INFORMATION SHOWN:
** start **
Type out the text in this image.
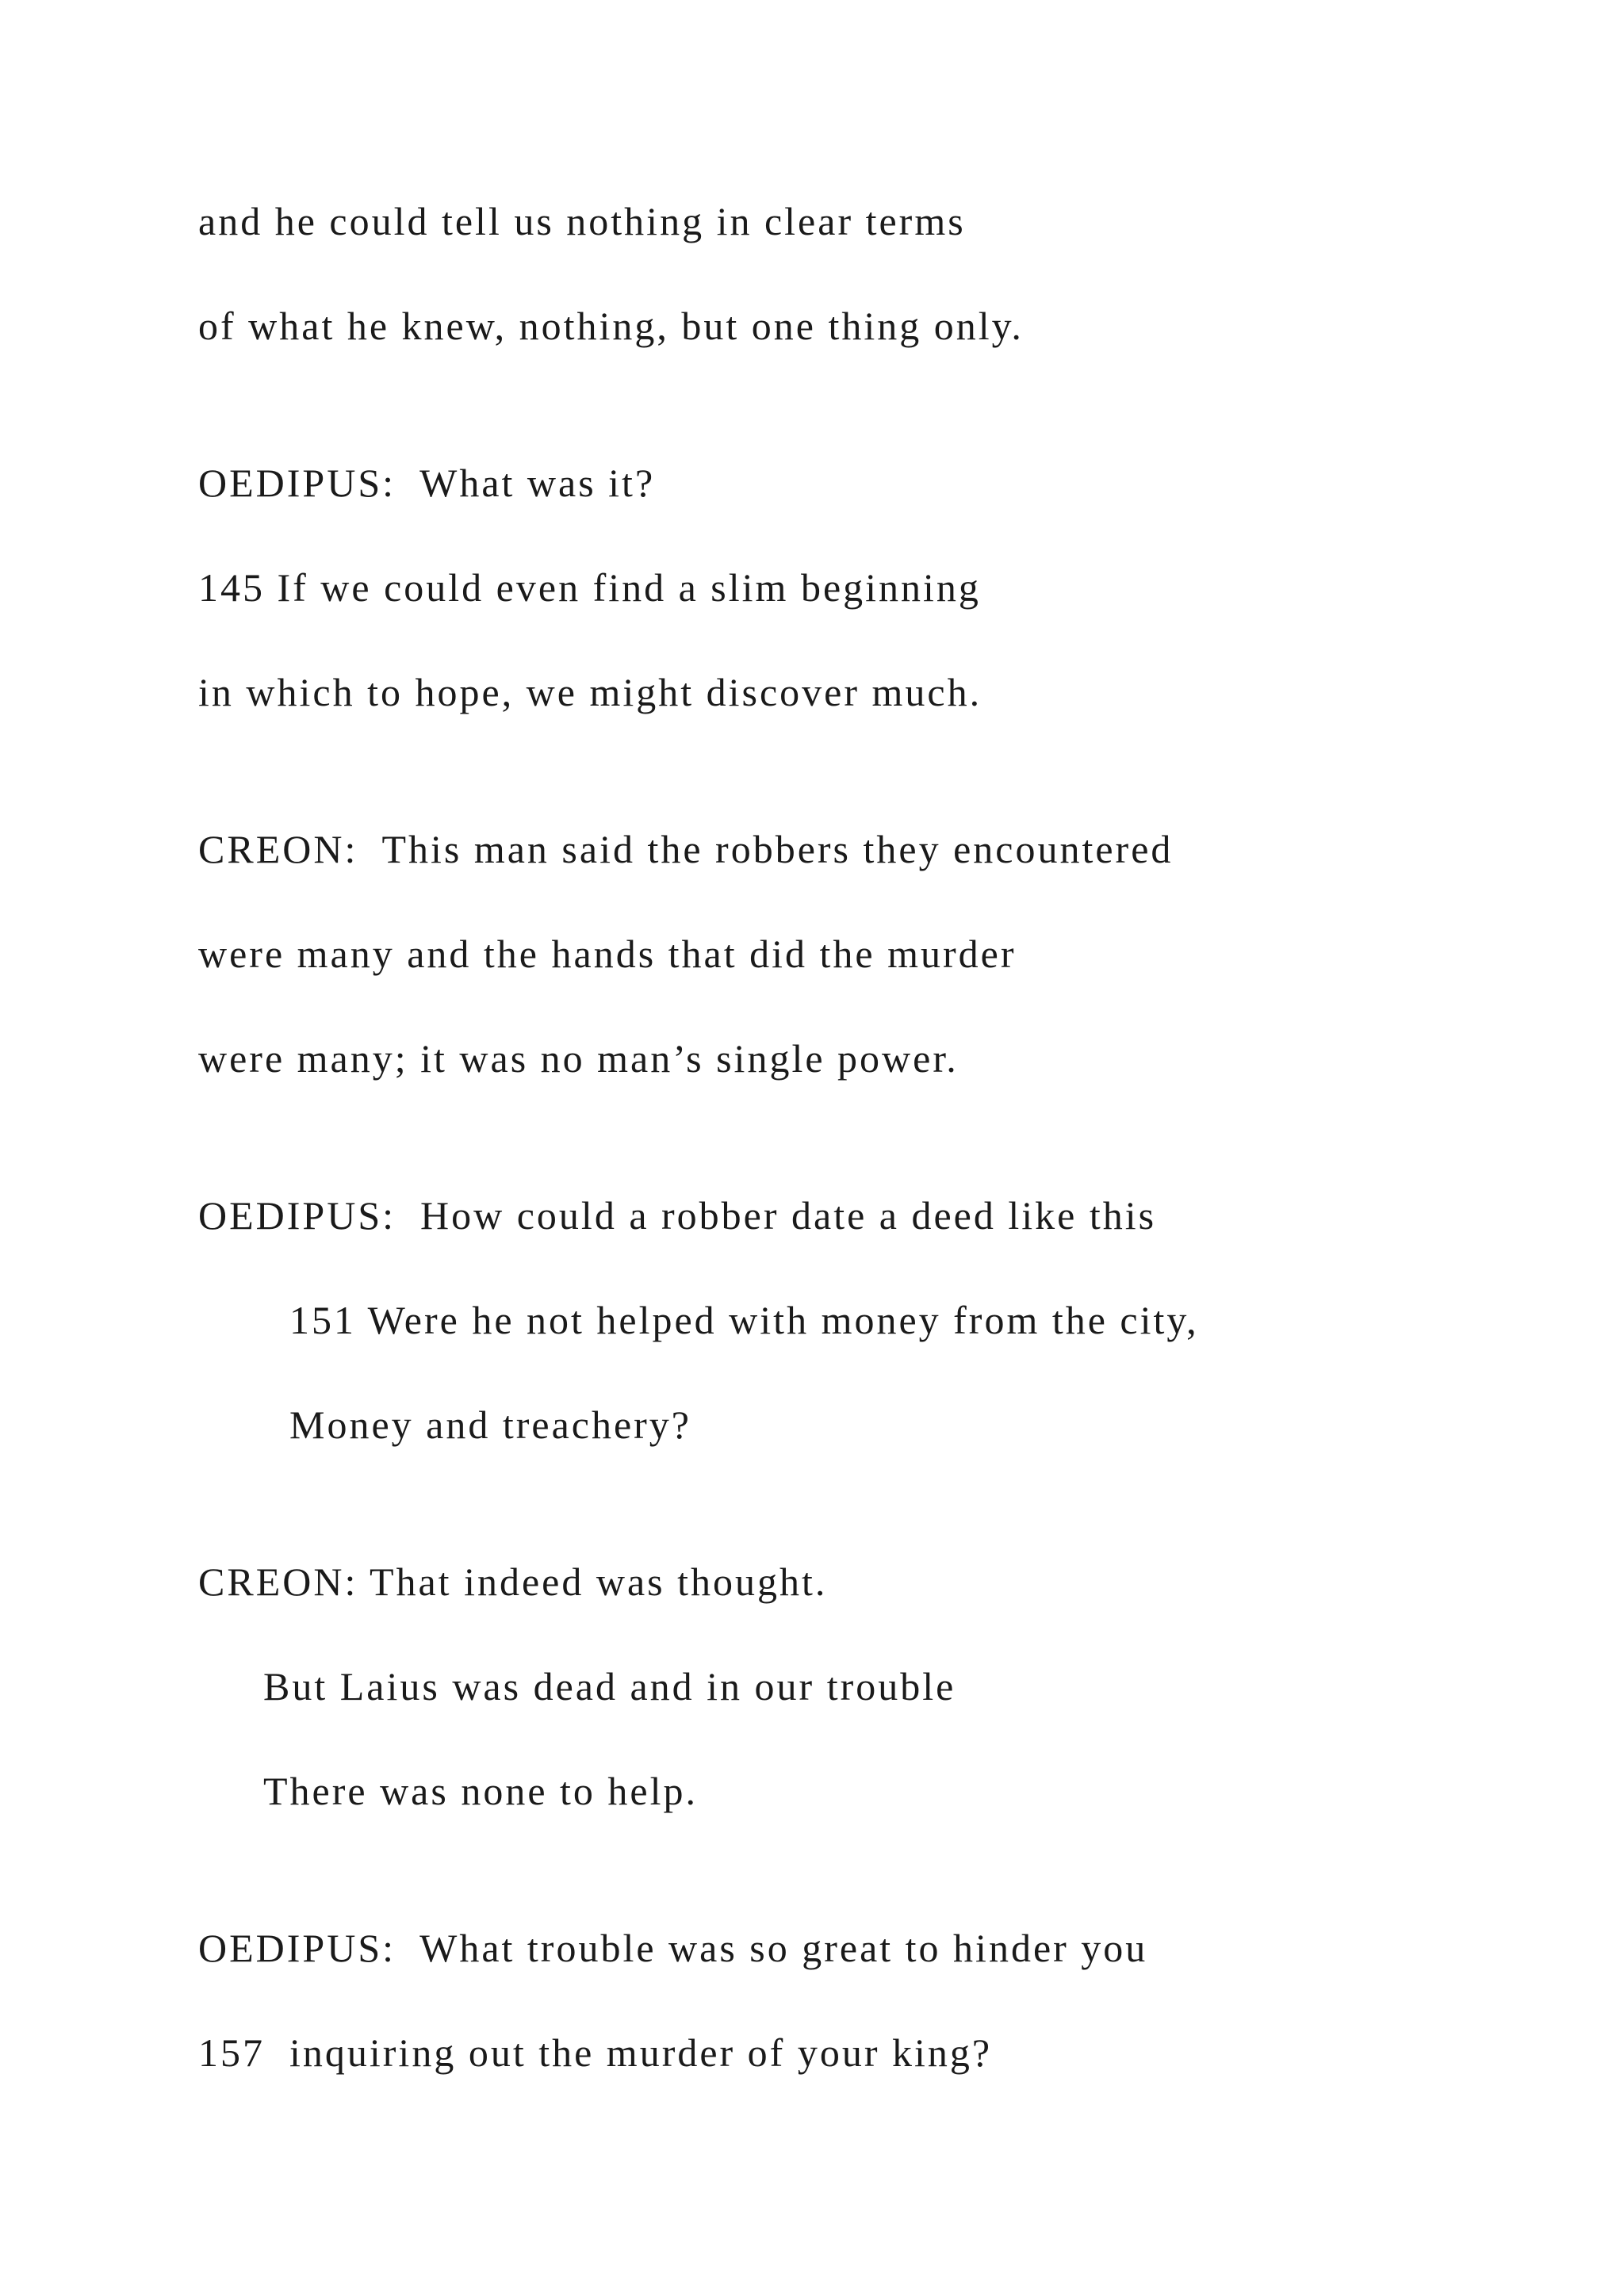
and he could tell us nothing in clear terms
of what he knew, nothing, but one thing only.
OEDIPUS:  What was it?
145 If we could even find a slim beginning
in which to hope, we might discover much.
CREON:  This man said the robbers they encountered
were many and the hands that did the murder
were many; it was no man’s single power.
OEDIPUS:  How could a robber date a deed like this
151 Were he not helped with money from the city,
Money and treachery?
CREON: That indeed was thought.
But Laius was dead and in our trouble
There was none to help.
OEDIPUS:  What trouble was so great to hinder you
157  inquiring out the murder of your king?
** end **
WHAT IS EXPECTED: Write out the whole listing again, exactly, with no pictures.

OUTPUT OF THE EXERCISE:
Type out the text in this image.
and he could tell us nothing in clear terms
of what he knew, nothing, but one thing only.
OEDIPUS:  What was it?
145 If we could even find a slim beginning
in which to hope, we might discover much.
CREON:  This man said the robbers they encountered
were many and the hands that did the murder
were many; it was no man’s single power.
OEDIPUS:  How could a robber date a deed like this
151 Were he not helped with money from the city,
Money and treachery?
CREON: That indeed was thought.
But Laius was dead and in our trouble
There was none to help.
OEDIPUS:  What trouble was so great to hinder you
157  inquiring out the murder of your king?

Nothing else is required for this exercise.